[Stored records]

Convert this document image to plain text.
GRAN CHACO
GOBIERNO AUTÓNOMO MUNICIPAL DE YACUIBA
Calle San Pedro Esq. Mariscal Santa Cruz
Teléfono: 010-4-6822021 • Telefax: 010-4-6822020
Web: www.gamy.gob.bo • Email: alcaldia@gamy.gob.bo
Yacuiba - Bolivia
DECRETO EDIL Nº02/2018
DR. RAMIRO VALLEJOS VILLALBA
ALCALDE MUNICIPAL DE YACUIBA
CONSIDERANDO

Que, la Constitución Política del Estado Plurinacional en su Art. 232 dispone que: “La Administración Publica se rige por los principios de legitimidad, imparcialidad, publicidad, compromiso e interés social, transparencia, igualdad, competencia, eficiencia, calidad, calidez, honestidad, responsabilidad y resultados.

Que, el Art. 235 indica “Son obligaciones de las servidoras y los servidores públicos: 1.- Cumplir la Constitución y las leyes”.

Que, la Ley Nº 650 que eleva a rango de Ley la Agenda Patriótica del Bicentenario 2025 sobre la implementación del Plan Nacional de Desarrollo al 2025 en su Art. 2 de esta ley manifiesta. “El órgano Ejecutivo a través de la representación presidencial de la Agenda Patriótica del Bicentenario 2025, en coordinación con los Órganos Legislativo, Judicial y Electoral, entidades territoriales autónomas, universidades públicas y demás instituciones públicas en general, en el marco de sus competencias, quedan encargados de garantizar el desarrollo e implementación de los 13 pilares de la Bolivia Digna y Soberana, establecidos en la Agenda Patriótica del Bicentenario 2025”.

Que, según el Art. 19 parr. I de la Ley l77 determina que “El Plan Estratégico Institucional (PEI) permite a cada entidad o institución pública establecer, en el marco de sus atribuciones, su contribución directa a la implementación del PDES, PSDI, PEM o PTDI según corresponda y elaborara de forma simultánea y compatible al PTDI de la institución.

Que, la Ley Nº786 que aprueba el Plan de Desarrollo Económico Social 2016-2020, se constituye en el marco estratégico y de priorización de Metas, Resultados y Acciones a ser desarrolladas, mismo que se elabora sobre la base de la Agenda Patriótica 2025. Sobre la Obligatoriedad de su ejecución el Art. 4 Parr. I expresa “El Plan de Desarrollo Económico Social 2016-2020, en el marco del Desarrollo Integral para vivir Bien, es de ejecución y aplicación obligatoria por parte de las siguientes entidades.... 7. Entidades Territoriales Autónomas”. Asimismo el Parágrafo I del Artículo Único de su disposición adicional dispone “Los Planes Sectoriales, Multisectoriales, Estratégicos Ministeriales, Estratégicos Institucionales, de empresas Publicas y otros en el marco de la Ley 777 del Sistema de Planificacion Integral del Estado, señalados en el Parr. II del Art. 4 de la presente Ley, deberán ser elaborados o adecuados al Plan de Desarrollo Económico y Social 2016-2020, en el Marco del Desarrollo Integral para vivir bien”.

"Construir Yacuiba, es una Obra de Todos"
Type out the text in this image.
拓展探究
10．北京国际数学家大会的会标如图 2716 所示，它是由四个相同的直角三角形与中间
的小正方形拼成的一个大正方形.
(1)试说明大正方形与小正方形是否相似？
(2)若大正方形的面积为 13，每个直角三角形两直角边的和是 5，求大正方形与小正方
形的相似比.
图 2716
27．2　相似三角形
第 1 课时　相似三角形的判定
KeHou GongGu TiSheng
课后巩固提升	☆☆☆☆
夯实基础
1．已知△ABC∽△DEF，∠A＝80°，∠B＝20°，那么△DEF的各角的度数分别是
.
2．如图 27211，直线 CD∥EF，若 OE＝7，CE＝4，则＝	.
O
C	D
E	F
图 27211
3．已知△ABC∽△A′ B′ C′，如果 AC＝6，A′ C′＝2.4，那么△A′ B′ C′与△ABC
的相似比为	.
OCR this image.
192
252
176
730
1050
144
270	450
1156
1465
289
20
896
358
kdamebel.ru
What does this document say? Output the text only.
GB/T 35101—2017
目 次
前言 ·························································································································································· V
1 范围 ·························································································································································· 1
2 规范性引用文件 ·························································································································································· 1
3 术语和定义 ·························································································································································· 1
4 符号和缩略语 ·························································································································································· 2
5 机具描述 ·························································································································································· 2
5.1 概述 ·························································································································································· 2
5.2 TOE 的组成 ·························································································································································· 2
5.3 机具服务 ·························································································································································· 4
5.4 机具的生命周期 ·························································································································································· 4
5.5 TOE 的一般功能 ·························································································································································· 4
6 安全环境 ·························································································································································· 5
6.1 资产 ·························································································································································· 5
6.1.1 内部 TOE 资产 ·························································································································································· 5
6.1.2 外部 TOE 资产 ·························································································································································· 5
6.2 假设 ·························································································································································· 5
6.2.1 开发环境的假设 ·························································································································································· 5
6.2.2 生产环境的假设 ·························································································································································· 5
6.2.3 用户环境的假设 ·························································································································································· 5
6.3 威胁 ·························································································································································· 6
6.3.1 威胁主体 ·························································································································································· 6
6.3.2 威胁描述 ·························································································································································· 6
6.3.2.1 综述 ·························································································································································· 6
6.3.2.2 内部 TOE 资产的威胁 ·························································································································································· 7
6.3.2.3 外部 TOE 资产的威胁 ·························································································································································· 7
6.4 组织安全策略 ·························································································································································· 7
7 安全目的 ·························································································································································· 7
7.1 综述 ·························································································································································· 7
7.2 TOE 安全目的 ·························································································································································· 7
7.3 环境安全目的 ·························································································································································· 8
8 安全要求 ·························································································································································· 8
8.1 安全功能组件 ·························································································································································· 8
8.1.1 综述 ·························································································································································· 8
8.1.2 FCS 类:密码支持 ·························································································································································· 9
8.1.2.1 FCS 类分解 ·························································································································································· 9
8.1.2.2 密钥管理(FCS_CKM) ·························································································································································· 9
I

■ **Problem to solve**
Find the word "Constitución" in the records and pull out each line that has it.

■ **Written answer**
Que, la Constitución Política del Estado Plurinacional en su Art. 232 dispone que: “La Administración Publica se rige por los principios de legitimidad, imparcialidad, publicidad, compromiso e interés social, transparencia, igualdad, competencia, eficiencia, calidad, calidez, honestidad, responsabilidad y resultados.
Que, el Art. 235 indica “Son obligaciones de las servidoras y los servidores públicos: 1.- Cumplir la Constitución y las leyes”.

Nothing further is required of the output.